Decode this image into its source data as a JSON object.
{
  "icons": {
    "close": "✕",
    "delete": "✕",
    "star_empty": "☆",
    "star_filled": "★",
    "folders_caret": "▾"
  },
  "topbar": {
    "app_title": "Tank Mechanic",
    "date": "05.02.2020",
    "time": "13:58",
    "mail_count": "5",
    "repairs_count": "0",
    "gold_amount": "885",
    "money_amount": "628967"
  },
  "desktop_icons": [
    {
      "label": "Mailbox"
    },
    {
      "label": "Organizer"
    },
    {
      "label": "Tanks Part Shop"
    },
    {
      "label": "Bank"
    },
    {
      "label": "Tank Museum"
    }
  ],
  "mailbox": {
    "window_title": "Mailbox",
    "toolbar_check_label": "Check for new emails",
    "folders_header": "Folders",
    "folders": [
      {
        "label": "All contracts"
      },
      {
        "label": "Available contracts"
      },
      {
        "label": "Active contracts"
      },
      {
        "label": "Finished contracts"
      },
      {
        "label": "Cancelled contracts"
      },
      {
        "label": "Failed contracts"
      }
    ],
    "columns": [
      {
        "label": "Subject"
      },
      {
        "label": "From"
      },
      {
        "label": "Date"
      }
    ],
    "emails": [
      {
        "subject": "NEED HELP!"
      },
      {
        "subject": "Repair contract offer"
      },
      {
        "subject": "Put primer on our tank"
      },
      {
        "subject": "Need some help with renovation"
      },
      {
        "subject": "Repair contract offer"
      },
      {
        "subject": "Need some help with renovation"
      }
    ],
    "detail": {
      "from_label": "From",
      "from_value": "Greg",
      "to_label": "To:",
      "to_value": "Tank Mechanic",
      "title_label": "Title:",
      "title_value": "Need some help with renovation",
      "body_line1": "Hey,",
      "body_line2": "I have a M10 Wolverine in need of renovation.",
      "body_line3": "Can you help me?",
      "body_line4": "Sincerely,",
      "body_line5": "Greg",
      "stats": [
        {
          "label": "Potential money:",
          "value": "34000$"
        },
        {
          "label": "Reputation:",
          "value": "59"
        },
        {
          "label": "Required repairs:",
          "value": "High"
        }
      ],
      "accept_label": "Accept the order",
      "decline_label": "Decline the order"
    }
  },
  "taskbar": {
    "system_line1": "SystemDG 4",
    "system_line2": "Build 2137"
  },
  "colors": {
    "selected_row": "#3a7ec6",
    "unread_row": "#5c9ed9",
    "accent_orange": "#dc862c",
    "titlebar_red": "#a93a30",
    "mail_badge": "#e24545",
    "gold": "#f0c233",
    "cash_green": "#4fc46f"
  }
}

# # # # # # #

## [REQUIRED WORK]
Give only the number of lines in the material above where the string "contracts" appears.

## [WRITTEN ANSWER]
6